### Aim of the exercise:
Identify the lines that include the word "color", then copy all of them.

-- START OF Exercise inputs --

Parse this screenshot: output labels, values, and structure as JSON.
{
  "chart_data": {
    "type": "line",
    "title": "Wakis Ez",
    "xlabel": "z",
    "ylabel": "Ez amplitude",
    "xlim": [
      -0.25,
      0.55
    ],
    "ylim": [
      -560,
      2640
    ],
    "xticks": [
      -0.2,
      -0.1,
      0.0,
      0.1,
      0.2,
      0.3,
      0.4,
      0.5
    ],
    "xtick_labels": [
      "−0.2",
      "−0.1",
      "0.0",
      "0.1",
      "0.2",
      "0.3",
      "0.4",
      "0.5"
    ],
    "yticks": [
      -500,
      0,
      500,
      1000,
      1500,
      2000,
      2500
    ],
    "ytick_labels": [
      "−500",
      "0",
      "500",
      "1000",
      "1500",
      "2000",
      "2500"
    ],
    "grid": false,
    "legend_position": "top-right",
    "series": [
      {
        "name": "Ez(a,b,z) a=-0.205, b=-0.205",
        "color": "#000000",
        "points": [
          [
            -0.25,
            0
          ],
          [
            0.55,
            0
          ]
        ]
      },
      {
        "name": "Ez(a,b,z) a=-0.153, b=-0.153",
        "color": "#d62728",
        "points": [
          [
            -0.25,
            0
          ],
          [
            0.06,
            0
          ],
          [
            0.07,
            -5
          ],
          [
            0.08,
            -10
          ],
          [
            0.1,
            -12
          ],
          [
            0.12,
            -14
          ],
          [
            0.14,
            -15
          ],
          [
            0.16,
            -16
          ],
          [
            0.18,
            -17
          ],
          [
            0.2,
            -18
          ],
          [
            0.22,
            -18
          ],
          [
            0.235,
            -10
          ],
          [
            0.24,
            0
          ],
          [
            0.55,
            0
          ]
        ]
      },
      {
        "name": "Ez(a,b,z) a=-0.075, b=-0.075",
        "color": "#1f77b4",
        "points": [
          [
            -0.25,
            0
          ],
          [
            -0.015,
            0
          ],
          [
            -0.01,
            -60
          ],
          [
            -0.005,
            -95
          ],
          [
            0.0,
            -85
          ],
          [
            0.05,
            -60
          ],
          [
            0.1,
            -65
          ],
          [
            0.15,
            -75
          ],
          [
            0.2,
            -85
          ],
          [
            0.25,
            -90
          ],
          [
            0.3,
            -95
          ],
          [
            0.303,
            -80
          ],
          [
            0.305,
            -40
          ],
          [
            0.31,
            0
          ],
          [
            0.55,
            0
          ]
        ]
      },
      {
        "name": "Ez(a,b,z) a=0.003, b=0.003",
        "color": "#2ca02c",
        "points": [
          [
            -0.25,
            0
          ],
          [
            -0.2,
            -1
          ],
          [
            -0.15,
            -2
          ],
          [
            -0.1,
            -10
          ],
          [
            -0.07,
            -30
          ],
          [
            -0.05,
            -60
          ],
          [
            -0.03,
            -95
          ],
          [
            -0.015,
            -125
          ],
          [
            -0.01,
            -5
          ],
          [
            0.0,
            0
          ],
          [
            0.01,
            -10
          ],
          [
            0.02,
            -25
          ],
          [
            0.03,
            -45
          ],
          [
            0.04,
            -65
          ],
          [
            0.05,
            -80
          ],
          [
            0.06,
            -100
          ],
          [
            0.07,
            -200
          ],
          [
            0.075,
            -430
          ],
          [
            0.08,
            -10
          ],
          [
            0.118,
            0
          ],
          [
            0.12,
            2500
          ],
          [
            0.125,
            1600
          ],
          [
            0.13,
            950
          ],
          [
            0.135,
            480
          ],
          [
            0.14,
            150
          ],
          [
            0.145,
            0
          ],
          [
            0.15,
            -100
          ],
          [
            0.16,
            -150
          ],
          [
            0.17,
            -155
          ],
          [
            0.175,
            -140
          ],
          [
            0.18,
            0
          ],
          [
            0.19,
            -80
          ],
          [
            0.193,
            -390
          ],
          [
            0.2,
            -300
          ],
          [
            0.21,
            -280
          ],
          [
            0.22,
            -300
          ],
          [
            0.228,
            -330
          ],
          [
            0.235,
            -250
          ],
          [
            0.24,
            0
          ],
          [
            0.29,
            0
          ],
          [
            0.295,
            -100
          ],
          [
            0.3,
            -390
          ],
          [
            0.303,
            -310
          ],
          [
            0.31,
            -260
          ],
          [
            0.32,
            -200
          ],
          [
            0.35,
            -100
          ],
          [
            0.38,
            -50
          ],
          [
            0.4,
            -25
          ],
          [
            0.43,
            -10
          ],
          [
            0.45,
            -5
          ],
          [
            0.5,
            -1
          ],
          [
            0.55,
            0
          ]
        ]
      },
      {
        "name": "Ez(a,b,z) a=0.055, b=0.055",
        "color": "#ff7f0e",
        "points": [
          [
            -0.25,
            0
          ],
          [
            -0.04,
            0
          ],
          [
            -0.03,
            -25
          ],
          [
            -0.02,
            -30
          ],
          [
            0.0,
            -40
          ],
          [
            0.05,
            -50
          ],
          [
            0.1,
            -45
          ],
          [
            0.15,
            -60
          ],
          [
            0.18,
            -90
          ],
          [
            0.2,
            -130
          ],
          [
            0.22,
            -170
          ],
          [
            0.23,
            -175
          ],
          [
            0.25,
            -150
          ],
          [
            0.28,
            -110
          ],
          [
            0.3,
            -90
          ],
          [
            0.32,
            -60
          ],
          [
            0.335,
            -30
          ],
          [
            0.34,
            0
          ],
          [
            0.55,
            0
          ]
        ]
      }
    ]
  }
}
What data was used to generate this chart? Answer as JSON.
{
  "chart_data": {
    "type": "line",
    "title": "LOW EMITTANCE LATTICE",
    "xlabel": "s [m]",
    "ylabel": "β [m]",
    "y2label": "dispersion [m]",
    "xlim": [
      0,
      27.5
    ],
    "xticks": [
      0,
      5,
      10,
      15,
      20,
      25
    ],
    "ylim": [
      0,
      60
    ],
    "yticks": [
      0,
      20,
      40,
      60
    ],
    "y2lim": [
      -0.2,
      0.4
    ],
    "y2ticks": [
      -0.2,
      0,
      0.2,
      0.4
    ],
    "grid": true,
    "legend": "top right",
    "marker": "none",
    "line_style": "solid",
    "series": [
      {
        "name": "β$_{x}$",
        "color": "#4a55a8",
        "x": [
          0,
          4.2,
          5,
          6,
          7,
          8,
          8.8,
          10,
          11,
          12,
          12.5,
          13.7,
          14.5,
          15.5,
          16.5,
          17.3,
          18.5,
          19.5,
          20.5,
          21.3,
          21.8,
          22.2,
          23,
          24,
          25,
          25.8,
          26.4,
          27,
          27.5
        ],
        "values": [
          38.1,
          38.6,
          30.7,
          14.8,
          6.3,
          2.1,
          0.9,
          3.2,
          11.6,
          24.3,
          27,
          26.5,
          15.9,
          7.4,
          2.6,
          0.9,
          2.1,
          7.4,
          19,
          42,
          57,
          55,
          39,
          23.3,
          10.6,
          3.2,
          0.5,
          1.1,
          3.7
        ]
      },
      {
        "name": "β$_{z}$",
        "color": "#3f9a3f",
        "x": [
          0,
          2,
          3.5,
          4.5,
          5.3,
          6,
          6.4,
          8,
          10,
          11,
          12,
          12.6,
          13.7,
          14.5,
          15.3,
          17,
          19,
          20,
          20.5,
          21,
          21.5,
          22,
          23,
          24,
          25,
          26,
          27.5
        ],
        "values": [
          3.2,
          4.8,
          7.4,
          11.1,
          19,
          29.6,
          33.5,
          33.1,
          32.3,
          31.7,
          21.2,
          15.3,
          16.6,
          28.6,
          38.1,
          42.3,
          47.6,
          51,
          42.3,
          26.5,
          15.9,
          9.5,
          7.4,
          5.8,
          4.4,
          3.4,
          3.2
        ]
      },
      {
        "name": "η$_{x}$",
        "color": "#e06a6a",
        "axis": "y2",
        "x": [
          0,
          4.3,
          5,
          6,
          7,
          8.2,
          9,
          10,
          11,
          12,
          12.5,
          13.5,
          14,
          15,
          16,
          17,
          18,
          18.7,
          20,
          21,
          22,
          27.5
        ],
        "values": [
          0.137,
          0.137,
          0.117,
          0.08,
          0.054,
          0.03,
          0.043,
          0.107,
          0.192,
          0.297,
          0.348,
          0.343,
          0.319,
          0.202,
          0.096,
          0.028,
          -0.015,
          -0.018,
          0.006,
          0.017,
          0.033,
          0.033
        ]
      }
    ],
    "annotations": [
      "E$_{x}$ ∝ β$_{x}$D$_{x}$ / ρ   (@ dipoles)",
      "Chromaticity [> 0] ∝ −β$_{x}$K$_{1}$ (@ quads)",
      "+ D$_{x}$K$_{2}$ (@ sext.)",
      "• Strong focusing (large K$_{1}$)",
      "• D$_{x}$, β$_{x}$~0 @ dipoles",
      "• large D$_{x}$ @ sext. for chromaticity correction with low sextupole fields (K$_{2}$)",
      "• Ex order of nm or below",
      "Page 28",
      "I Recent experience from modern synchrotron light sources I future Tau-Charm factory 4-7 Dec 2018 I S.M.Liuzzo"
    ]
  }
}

-- END OF Exercise inputs --

### Answer to the problem:
        "color": "#000000",
        "color": "#d62728",
        "color": "#1f77b4",
        "color": "#2ca02c",
        "color": "#ff7f0e",
        "color": "#4a55a8",
        "color": "#3f9a3f",
        "color": "#e06a6a",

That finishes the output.